**WHAT THE EXERCISE ASKS**
From the entries below, copy every line that holds the word "ATARI".

**Dataset entries**
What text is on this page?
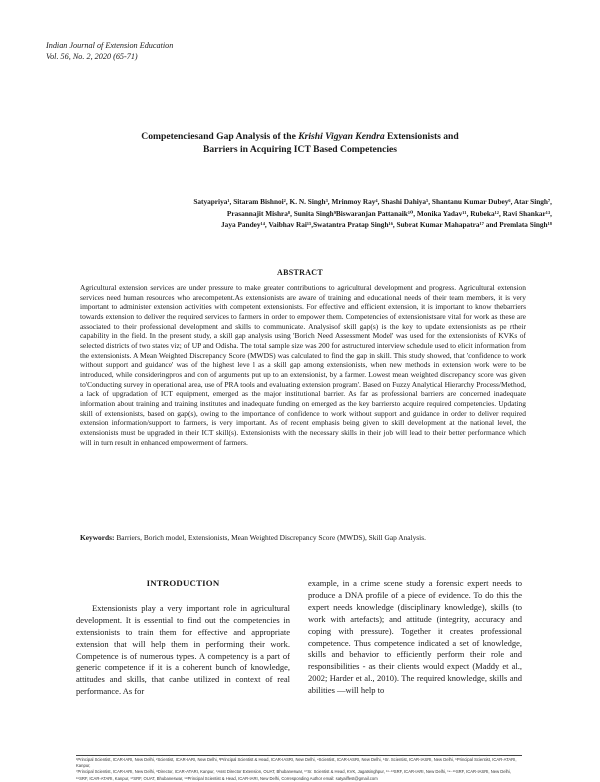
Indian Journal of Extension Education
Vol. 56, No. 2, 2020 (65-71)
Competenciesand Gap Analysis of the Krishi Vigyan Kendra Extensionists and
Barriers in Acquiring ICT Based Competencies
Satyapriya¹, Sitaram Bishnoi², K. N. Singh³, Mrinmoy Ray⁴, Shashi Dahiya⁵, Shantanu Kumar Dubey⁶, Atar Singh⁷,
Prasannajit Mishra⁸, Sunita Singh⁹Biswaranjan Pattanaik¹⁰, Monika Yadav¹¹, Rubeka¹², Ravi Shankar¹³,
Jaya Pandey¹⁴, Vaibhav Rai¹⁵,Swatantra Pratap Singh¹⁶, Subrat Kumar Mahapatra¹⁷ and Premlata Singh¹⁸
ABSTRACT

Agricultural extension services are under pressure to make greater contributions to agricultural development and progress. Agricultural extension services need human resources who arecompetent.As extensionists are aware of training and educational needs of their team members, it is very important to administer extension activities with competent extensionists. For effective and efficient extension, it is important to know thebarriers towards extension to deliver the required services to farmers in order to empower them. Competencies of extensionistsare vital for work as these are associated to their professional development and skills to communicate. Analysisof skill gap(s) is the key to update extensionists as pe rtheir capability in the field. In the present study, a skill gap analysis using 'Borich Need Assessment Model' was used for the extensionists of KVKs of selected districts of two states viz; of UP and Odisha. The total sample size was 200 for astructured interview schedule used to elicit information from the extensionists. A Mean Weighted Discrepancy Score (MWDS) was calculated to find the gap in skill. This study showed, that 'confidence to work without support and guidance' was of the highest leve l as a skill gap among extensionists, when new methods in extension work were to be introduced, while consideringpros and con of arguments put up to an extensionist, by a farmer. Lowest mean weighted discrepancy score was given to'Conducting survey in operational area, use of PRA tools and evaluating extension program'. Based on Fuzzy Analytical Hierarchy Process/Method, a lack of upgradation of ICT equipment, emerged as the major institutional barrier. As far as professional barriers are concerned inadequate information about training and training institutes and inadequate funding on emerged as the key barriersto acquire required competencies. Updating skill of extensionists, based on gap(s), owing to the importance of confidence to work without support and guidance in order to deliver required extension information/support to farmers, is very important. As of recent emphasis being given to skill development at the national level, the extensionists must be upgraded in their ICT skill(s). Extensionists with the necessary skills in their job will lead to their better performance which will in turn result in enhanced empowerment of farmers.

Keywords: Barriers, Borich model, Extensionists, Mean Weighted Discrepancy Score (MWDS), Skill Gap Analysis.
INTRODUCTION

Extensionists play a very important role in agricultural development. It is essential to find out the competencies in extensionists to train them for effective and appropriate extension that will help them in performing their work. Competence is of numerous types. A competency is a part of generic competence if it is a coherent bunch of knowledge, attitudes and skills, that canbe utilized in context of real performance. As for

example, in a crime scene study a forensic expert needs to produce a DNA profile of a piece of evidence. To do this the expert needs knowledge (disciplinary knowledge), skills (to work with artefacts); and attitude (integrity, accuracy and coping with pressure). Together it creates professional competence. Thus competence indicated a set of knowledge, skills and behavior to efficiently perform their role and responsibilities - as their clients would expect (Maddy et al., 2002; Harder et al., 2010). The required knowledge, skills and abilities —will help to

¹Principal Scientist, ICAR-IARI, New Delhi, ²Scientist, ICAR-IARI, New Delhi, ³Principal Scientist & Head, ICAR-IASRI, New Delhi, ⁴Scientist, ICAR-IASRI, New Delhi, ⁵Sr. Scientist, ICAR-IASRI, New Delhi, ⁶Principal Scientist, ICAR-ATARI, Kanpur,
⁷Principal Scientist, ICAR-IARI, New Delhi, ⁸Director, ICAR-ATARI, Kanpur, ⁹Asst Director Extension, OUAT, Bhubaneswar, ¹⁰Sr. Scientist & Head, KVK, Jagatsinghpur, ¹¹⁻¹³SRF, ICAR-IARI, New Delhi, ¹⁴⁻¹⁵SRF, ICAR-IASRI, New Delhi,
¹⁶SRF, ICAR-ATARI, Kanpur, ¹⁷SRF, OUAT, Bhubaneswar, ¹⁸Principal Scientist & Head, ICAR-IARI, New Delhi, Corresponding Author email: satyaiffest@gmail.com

**CORRECT RESPONSE**
¹Principal Scientist, ICAR-IARI, New Delhi, ²Scientist, ICAR-IARI, New Delhi, ³Principal Scientist & Head, ICAR-IASRI, New Delhi, ⁴Scientist, ICAR-IASRI, New Delhi, ⁵Sr. Scientist, ICAR-IASRI, New Delhi, ⁶Principal Scientist, ICAR-ATARI, Kanpur,
⁷Principal Scientist, ICAR-IARI, New Delhi, ⁸Director, ICAR-ATARI, Kanpur, ⁹Asst Director Extension, OUAT, Bhubaneswar, ¹⁰Sr. Scientist & Head, KVK, Jagatsinghpur, ¹¹⁻¹³SRF, ICAR-IARI, New Delhi, ¹⁴⁻¹⁵SRF, ICAR-IASRI, New Delhi,
¹⁶SRF, ICAR-ATARI, Kanpur, ¹⁷SRF, OUAT, Bhubaneswar, ¹⁸Principal Scientist & Head, ICAR-IARI, New Delhi, Corresponding Author email: satyaiffest@gmail.com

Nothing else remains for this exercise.